## Exercise instructions
Lines that hold the word "JSON" should be located and copied.
--- Provided material ---
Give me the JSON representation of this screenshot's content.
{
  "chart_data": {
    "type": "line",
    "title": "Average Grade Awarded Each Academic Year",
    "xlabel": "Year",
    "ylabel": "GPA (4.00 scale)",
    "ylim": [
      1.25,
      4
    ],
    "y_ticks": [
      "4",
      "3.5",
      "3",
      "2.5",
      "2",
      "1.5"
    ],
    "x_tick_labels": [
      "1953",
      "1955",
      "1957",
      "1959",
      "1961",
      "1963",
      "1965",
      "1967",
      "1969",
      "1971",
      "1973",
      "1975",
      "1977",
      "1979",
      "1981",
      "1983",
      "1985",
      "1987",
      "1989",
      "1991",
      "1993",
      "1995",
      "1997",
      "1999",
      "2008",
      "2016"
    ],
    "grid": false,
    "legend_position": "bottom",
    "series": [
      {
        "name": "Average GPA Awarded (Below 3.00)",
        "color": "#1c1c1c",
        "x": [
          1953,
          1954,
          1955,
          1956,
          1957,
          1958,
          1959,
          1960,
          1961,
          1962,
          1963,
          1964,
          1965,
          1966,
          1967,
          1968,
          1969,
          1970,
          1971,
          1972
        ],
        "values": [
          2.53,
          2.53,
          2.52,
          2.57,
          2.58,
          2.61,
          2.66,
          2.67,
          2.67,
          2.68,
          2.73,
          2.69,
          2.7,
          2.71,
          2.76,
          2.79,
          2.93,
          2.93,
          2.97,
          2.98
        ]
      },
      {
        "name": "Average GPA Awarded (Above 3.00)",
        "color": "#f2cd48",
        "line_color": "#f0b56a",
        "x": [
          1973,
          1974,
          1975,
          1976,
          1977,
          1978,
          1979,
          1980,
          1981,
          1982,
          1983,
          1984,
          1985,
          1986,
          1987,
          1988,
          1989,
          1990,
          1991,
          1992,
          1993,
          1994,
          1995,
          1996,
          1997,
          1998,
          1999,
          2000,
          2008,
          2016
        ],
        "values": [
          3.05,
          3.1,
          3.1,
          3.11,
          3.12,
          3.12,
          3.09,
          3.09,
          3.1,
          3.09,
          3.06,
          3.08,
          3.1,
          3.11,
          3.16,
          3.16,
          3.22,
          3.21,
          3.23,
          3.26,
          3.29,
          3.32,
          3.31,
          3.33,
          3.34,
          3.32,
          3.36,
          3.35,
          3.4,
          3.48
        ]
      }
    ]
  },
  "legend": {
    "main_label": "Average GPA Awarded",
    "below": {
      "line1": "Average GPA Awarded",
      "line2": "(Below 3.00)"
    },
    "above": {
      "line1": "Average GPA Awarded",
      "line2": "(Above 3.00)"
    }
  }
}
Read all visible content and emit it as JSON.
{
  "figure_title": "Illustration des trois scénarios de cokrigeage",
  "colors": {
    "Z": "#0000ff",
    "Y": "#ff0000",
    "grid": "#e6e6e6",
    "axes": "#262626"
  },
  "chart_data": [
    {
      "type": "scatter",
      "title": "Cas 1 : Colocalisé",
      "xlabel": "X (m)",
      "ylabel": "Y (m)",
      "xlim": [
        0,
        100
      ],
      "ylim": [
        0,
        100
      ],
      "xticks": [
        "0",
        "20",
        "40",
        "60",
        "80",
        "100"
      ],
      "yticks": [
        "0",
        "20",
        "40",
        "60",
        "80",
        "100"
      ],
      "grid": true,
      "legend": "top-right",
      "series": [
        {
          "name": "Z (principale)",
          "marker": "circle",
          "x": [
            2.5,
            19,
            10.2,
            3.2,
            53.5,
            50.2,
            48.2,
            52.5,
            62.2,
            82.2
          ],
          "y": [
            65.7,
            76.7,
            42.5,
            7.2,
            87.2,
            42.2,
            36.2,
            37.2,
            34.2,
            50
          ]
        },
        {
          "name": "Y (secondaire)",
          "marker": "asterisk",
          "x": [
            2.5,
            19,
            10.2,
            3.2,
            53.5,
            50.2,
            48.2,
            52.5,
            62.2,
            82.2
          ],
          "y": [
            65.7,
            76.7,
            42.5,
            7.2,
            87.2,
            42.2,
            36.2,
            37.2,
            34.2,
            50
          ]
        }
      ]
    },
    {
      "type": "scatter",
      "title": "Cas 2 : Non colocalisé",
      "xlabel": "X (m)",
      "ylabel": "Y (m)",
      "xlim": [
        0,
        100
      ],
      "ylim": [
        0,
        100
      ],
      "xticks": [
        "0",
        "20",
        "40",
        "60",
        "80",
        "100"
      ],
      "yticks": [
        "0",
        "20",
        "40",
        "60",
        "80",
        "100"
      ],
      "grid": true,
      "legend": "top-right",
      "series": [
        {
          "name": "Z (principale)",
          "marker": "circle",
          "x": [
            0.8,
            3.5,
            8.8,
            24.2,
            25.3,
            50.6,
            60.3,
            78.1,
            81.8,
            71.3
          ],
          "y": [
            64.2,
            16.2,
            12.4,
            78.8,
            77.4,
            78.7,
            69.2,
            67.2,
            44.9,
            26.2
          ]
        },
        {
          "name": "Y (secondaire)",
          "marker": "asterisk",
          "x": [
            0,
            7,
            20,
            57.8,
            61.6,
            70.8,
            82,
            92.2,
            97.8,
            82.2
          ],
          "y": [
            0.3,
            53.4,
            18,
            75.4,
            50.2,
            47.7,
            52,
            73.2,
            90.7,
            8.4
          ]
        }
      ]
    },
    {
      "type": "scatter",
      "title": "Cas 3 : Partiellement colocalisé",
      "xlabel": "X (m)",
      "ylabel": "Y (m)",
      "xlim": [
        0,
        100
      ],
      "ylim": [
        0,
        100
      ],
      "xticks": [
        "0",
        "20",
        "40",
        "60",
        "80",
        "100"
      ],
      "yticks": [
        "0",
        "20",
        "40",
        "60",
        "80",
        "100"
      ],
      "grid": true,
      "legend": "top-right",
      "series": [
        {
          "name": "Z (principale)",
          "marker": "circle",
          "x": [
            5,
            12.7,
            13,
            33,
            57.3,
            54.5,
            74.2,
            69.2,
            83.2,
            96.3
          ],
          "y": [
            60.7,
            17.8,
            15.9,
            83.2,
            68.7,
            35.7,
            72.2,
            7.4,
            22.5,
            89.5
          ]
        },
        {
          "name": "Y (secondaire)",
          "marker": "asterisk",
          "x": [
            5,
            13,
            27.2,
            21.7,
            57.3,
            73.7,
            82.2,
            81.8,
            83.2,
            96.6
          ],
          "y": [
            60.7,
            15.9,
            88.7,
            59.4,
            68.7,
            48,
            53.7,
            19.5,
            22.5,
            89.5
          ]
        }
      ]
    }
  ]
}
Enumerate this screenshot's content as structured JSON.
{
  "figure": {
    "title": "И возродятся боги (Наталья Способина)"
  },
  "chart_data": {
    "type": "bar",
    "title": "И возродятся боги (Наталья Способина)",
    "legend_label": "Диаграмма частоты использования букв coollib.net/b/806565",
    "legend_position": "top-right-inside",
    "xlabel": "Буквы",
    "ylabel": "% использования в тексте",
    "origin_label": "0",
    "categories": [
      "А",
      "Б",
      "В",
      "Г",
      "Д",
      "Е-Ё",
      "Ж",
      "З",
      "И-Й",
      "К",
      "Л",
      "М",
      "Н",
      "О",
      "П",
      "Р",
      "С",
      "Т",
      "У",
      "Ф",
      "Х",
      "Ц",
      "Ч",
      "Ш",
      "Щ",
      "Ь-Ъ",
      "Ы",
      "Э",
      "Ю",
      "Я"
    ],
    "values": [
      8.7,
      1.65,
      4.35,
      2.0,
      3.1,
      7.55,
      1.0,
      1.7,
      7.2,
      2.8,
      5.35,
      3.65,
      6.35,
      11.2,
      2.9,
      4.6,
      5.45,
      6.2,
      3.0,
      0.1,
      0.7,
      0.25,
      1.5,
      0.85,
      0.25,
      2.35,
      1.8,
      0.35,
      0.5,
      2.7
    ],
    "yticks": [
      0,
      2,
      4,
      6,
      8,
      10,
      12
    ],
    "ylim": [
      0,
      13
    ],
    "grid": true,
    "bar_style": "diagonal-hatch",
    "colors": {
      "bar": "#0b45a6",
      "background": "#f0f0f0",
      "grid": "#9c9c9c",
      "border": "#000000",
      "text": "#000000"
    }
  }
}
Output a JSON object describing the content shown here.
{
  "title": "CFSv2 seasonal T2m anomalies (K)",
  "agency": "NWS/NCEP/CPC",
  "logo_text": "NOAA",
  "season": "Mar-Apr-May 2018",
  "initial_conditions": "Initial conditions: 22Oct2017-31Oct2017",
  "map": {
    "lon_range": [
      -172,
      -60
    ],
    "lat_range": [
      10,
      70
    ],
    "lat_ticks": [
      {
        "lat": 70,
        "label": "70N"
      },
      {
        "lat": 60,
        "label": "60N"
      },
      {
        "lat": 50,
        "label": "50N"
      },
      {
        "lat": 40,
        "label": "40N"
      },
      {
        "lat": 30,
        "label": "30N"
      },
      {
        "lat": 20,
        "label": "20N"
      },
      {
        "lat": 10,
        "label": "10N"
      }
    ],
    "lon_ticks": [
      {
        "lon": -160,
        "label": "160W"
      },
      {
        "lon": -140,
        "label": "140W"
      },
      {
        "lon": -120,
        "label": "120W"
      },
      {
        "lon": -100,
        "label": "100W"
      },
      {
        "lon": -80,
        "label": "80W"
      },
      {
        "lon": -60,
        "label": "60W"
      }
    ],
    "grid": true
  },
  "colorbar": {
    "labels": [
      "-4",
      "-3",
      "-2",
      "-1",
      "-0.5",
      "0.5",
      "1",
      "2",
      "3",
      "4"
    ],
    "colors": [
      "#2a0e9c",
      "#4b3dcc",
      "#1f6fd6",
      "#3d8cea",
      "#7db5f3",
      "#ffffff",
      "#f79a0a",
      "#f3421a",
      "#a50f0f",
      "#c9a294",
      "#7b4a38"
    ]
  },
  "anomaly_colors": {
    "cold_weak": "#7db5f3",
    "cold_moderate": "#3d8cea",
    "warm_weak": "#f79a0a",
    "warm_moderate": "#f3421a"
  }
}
---
## Response
Give me the JSON representation of this screenshot's content.
Read all visible content and emit it as JSON.
Enumerate this screenshot's content as structured JSON.
Output a JSON object describing the content shown here.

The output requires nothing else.